### Task to carry out
Copy out every line that contains the word "this".

### Record excerpts
==========

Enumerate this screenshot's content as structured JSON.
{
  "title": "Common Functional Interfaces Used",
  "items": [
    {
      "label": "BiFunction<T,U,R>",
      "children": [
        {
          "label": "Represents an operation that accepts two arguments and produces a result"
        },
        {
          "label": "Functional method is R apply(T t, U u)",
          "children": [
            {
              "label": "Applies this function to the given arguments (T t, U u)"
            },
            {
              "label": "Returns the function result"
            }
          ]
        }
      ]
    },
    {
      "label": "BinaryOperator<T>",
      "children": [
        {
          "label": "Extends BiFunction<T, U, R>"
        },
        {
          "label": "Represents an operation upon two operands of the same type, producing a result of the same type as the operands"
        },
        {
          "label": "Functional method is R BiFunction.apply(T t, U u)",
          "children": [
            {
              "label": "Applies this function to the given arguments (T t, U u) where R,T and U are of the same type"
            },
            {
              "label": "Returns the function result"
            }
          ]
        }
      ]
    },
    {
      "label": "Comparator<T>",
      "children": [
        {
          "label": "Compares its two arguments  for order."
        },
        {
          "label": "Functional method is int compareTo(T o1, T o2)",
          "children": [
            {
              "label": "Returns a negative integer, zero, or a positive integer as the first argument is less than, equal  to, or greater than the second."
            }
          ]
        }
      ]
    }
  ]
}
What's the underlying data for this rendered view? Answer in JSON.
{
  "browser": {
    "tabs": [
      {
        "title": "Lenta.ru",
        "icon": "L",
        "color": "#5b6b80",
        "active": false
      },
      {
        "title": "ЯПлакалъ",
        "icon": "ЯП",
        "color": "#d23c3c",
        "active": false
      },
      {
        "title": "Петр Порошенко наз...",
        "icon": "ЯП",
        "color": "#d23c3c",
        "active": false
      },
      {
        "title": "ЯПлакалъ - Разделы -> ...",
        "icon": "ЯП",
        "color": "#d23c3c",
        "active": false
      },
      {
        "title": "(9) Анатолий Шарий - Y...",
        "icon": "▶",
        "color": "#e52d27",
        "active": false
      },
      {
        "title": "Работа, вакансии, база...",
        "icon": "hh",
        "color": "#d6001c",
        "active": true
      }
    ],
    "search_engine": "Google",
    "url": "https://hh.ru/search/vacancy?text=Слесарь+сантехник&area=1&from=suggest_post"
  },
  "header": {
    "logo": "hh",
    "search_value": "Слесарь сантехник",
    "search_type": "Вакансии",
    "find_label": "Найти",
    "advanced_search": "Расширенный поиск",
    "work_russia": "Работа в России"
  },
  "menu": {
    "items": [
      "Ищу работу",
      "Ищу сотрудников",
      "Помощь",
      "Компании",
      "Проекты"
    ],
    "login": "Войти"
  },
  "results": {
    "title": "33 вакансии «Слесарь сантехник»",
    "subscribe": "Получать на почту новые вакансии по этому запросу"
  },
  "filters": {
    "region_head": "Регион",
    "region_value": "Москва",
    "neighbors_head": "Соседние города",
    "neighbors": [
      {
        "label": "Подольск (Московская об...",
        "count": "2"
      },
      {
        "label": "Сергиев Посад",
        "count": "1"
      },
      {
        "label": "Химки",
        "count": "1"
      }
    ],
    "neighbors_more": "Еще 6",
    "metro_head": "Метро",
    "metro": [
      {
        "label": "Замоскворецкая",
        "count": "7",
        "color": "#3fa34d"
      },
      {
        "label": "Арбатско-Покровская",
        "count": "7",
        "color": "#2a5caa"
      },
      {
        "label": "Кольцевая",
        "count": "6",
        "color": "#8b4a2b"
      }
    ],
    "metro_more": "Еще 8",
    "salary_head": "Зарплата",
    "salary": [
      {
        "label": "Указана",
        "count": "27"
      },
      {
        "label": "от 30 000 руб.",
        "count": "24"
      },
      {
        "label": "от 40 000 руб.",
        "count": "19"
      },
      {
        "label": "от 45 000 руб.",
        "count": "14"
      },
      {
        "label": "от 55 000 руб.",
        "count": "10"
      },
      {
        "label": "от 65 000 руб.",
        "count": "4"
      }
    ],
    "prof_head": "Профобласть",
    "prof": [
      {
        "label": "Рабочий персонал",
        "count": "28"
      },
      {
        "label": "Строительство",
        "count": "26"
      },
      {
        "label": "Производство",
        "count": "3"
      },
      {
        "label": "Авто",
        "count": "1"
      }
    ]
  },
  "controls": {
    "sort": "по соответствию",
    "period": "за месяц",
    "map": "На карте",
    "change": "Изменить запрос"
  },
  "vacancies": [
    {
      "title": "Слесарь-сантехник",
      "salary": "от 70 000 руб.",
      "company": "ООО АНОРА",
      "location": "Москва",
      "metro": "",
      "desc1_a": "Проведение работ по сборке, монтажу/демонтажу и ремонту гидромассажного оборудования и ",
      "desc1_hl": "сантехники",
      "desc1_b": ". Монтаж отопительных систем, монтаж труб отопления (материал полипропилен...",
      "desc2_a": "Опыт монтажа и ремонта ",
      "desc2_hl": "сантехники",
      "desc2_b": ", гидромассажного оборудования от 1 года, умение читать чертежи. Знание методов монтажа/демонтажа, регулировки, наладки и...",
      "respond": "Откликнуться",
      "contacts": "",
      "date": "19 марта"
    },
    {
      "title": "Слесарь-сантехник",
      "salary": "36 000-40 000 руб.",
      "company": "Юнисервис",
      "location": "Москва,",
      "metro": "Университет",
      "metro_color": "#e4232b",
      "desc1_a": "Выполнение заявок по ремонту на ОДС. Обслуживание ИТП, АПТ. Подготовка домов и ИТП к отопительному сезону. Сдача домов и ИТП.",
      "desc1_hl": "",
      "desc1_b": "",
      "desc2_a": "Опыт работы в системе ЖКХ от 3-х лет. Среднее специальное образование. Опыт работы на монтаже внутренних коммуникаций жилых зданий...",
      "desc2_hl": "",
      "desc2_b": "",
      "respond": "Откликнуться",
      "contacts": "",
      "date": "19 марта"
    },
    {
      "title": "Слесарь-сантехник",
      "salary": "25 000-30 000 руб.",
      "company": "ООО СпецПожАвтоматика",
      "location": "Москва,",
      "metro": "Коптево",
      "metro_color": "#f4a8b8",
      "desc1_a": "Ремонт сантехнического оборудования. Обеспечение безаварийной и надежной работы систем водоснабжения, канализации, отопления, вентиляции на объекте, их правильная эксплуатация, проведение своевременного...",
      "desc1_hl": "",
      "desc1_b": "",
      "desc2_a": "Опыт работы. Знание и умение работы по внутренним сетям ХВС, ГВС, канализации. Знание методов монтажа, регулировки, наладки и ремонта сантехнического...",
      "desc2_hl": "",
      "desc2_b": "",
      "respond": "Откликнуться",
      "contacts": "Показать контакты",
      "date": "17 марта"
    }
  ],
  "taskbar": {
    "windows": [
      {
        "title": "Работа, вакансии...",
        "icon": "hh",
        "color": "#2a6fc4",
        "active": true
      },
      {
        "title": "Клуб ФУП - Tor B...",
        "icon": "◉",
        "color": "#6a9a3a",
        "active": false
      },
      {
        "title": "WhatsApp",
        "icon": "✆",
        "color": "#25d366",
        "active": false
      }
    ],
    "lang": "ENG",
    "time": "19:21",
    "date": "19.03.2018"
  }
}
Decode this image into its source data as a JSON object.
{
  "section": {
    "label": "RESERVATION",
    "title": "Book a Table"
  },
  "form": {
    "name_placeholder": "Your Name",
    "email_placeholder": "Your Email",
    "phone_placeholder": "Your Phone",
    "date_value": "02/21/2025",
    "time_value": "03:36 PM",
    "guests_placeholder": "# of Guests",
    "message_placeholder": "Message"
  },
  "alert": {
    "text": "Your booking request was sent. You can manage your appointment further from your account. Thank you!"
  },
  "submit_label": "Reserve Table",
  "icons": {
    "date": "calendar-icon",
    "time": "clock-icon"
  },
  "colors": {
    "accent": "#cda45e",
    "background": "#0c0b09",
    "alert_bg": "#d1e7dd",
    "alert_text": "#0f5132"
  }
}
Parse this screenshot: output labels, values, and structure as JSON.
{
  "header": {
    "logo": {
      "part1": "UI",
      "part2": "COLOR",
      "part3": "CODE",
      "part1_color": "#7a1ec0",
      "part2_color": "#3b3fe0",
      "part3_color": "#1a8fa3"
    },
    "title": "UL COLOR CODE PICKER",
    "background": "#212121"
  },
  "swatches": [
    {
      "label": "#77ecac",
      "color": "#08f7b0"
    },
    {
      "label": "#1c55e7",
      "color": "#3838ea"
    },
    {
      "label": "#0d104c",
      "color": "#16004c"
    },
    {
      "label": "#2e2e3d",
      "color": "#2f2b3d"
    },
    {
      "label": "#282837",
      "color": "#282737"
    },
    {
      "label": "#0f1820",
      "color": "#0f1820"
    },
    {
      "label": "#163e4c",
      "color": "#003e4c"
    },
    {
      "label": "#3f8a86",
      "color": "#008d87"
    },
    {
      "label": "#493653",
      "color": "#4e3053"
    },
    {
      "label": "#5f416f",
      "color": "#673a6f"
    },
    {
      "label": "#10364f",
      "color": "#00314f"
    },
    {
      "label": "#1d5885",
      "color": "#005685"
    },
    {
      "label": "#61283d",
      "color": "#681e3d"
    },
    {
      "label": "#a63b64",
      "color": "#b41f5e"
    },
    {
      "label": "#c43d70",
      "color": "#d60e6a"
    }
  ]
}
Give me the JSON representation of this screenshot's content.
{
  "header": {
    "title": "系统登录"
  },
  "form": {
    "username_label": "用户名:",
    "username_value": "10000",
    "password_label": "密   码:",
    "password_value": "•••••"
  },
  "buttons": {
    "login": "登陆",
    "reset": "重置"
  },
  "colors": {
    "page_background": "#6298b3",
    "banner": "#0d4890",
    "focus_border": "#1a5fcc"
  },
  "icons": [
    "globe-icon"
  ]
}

==========

### Exercise result
Enumerate this screenshot's content as structured JSON.
              "label": "Applies this function to the given arguments (T t, U u)"
              "label": "Applies this function to the given arguments (T t, U u) where R,T and U are of the same type"
What's the underlying data for this rendered view? Answer in JSON.
Decode this image into its source data as a JSON object.
Parse this screenshot: output labels, values, and structure as JSON.
Give me the JSON representation of this screenshot's content.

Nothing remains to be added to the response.